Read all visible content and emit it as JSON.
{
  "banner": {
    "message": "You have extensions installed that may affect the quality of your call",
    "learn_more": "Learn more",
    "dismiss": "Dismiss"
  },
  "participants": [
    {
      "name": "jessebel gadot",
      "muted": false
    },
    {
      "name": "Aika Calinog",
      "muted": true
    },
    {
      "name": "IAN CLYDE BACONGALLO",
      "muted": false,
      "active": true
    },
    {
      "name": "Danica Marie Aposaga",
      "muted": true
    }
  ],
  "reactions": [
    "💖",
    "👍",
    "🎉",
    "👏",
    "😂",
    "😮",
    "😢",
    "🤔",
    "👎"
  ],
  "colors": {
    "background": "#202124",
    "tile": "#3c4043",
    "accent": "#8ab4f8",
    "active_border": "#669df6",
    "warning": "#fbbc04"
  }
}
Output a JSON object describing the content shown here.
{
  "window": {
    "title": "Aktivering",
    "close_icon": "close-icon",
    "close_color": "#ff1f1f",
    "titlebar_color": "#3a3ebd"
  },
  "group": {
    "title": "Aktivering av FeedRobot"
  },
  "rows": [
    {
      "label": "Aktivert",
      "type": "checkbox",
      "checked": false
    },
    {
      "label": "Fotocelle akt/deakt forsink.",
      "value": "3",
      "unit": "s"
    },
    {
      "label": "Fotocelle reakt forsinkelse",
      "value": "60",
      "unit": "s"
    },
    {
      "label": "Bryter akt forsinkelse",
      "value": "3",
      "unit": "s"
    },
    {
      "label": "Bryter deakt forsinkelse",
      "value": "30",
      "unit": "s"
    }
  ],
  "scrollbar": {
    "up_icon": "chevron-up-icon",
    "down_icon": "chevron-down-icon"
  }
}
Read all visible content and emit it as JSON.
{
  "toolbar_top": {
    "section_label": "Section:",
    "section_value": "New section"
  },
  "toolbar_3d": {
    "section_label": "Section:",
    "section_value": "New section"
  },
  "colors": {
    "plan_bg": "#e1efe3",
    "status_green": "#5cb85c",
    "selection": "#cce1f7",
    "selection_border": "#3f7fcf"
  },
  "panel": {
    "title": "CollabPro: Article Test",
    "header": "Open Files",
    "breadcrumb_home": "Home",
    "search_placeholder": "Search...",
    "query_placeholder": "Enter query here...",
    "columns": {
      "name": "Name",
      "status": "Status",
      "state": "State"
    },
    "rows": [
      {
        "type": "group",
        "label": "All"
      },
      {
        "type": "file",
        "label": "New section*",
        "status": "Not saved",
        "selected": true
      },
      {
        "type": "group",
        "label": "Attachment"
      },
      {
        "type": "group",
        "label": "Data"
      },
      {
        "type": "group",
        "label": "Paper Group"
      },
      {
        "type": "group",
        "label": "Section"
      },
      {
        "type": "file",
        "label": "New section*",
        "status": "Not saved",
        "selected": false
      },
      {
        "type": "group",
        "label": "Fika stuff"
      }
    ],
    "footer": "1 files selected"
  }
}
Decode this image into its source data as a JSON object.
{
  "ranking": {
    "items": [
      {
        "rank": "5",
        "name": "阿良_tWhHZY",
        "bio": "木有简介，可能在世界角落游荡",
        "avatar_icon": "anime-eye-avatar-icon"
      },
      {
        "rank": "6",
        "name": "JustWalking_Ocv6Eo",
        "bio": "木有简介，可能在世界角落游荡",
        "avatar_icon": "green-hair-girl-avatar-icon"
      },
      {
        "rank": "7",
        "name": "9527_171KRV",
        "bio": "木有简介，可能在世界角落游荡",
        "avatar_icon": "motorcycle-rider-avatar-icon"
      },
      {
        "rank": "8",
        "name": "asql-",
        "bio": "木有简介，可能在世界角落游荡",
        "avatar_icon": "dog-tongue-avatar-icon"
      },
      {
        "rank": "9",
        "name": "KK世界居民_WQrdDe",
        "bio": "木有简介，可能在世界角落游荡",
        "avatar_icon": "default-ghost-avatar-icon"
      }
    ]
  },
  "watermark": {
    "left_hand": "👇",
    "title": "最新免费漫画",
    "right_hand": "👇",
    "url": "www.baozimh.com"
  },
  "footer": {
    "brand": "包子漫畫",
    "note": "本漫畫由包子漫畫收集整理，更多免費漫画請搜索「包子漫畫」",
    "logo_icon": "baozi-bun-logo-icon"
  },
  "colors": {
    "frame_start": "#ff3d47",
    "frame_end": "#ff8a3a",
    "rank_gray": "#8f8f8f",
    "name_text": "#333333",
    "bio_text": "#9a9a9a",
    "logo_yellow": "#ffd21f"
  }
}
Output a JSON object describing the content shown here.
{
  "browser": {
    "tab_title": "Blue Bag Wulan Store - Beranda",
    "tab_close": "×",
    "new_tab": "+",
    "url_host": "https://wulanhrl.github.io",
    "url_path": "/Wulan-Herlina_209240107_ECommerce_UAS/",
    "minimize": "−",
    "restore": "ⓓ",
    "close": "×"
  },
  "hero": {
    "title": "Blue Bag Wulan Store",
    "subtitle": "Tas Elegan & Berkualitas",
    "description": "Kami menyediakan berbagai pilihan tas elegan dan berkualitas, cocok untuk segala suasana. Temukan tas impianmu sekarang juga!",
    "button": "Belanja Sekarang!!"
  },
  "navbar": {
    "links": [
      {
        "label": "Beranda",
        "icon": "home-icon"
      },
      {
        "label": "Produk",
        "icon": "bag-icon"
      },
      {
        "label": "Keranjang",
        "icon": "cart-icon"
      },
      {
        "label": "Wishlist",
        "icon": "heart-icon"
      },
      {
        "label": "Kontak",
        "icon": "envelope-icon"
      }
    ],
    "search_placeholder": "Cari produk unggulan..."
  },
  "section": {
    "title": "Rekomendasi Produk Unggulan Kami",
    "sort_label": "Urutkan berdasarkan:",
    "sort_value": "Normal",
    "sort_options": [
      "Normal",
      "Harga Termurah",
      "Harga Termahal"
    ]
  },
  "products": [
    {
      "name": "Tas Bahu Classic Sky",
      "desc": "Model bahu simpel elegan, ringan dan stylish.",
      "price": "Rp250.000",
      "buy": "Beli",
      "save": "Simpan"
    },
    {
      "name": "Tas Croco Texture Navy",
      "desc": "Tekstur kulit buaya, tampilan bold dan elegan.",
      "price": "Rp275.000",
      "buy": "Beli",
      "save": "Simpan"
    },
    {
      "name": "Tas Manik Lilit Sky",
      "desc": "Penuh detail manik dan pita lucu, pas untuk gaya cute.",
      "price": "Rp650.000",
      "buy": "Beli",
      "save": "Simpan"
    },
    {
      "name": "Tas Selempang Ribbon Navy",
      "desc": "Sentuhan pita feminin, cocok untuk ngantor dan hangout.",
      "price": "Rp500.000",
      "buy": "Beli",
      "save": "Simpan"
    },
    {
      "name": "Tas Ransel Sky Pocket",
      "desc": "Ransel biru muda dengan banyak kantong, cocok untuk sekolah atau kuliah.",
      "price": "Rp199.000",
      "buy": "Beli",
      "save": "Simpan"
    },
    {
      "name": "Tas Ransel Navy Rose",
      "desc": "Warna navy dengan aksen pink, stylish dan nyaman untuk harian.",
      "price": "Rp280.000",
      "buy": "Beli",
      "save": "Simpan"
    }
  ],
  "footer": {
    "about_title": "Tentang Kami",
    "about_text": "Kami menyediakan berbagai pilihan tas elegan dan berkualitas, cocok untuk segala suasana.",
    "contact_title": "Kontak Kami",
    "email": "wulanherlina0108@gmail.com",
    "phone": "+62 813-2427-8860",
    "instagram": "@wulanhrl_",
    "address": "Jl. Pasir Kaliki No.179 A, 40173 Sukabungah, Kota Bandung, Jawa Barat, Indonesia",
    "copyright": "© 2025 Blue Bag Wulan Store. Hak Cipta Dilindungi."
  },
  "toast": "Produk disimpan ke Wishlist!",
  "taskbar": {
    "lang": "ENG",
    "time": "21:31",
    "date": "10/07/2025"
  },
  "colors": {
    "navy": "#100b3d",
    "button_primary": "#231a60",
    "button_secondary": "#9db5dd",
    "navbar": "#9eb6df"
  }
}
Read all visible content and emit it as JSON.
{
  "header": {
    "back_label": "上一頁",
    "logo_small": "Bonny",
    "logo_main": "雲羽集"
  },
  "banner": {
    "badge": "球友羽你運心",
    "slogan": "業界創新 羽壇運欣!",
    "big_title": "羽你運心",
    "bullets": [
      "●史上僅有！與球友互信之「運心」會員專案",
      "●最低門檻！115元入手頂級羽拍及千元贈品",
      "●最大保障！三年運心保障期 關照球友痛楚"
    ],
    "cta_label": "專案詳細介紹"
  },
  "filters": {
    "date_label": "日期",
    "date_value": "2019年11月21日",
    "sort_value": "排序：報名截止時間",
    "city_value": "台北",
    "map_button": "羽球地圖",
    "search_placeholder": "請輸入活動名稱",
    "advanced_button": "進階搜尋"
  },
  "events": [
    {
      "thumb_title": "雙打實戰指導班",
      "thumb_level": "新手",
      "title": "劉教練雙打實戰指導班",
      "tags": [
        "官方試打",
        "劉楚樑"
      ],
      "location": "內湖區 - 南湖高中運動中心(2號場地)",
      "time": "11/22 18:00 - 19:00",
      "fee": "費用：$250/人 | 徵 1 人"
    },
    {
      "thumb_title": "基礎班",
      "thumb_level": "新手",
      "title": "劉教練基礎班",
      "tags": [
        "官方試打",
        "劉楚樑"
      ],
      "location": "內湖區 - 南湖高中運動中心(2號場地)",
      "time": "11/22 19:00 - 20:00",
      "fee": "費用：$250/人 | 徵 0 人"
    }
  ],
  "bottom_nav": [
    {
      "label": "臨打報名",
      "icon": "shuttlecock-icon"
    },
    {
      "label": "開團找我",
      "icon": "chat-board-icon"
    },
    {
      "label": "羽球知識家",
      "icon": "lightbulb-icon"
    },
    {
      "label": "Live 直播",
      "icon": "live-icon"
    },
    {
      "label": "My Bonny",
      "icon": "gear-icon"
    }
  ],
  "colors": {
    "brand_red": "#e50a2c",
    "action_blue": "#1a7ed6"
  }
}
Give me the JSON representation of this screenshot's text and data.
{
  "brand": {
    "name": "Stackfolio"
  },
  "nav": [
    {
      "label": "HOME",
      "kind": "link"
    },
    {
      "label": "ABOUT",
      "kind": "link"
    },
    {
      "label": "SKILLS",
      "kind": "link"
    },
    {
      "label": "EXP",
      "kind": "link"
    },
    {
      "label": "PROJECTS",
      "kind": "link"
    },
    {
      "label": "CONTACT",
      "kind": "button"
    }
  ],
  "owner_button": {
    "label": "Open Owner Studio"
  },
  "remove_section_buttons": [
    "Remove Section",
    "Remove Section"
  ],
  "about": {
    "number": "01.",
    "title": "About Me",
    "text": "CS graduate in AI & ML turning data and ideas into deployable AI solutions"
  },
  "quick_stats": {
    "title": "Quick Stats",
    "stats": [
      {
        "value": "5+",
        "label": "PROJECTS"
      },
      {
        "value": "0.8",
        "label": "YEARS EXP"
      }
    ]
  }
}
········
** TASK DESCRIPTION **
Only those lines running from the one containing "Give me the" through the last line of the data above are to be copied, exactly, with both ends included.

** THE RESPONSE **
Give me the JSON representation of this screenshot's text and data.
{
  "brand": {
    "name": "Stackfolio"
  },
  "nav": [
    {
      "label": "HOME",
      "kind": "link"
    },
    {
      "label": "ABOUT",
      "kind": "link"
    },
    {
      "label": "SKILLS",
      "kind": "link"
    },
    {
      "label": "EXP",
      "kind": "link"
    },
    {
      "label": "PROJECTS",
      "kind": "link"
    },
    {
      "label": "CONTACT",
      "kind": "button"
    }
  ],
  "owner_button": {
    "label": "Open Owner Studio"
  },
  "remove_section_buttons": [
    "Remove Section",
    "Remove Section"
  ],
  "about": {
    "number": "01.",
    "title": "About Me",
    "text": "CS graduate in AI & ML turning data and ideas into deployable AI solutions"
  },
  "quick_stats": {
    "title": "Quick Stats",
    "stats": [
      {
        "value": "5+",
        "label": "PROJECTS"
      },
      {
        "value": "0.8",
        "label": "YEARS EXP"
      }
    ]
  }
}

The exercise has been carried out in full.